Decide whether each statement agrees with the review of 'Confessions of a Shopaholic' that follows. Answer yes or no for each, and quote the words of the review that decide it. 1. Rebecca Bloomwood ends up writing for a fashion magazine. 2. Her boss is named Luke. 3. The comment at the end says the book made a strong impression on its writer.

Document extract:
+ + +
A couple of months ago, I saw 'Confessions of a Shopaholic', which felt somewhat familiar.For this is exactly the kind of movie that reminds one of having "been there, done that."
Basically, this is the story of a young woman Rebecca Bloomwood who loves to shop. This, despite having closets full of clothes, shoes, scarves, boots, hats et all.
She shops and shops, and then she shops some more.Until a debt collector starts chasing her....However hard she tries to run, he seems to come closer and then even more so.
So she desperately needs to find a job, and sets her sights on one in Alette magazine.But fate seems to have other things in store for her...
Struggling with her debilitating obsession with shopping and the sudden collapse of her income source, she unintentionally lands a job writing for a financial magazine after some confusion over mailing the covering letter.
Ironically, writing about the very consumer caution of which she herself has not followed, the heroine's innovative comparisons and other related comments on economics, manage to get her critical acclaim, public success, as well as the admiration of her supportive boss Luke.
The movie manages to take us straight into the heart and mind of a compulsive shopper.We clearly see and feel the euphoria, the temporary highs and then the abysmal lows, once the thrill has worn off. Particularly in a couple of telling scenes where the closet bursts open and the clothes, shoes and the scarves all spill out, still unopened,all in their original packing.
Does this movie convey a message? To me it certainly did, that day itself.
And then again, more recently, as I stood in front of my closets.Looking in amazement at some of the things that I have bought and never worn.
Never mind if some of them are a couple of years old.
Or then, older still....
1 comment:
I have read the book and it really did not do anything for me. Sorry, but i just cannot relate to mindless shopping. On the odd occasion that i do indulge in it, I know I should be looking for an underlying reason for doing so.Yes and it always is, "a momentary madnesss". Mudita.
+ + +
Material supplied:
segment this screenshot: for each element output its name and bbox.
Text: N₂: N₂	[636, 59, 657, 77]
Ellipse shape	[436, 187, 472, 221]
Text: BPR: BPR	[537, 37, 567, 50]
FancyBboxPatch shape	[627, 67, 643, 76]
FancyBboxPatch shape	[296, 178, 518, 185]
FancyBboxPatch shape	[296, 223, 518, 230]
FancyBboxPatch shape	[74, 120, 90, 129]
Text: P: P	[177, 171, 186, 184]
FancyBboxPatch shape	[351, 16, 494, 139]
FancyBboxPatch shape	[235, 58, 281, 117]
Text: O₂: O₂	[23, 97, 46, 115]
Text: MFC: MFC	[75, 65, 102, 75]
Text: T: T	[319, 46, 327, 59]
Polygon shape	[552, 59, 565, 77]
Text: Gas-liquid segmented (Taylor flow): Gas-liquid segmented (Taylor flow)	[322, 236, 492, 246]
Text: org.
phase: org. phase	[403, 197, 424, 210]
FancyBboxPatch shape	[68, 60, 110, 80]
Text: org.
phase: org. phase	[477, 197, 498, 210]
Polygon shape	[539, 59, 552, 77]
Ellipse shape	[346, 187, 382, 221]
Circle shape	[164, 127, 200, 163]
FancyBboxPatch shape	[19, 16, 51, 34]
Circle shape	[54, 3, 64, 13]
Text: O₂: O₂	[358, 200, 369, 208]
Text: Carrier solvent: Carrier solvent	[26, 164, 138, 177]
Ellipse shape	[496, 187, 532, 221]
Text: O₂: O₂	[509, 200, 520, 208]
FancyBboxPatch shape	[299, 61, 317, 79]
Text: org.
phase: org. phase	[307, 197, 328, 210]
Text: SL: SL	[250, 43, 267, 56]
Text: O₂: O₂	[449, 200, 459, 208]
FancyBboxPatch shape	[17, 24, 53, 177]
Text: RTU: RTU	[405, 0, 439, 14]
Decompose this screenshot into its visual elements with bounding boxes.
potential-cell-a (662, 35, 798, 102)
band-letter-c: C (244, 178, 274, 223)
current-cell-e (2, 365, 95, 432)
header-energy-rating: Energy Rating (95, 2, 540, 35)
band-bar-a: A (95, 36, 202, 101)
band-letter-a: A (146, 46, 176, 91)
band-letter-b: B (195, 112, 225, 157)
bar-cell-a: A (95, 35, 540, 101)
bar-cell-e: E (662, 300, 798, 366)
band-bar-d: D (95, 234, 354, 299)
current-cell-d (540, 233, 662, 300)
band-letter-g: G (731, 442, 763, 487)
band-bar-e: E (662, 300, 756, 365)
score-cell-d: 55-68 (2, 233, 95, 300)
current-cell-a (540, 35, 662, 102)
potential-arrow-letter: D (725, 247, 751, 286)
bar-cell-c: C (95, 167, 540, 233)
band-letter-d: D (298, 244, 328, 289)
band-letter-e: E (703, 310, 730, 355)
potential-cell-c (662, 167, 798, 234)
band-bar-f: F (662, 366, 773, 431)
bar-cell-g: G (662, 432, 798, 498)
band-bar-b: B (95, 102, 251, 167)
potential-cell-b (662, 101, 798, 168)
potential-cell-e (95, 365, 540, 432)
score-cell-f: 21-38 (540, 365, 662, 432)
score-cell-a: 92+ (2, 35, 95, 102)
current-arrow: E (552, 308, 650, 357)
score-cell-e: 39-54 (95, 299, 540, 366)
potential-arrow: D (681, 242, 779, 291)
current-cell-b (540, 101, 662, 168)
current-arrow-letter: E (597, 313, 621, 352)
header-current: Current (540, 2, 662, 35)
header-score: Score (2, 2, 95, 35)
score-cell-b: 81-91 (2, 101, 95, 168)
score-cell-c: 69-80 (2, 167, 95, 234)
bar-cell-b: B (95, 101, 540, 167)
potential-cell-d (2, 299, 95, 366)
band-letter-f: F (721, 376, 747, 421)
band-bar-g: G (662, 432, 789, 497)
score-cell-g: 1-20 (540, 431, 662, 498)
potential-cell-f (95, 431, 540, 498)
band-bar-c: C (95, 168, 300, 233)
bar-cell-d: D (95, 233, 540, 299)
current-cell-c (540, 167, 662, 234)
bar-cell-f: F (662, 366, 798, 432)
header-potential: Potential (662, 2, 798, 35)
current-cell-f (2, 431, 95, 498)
+ + +
Expected output:
1. No: "she unintentionally lands a job writing for a financial magazine"
2. Yes: "the admiration of her supportive boss Luke"
3. No: "I have read the book and it really did not do anything for me."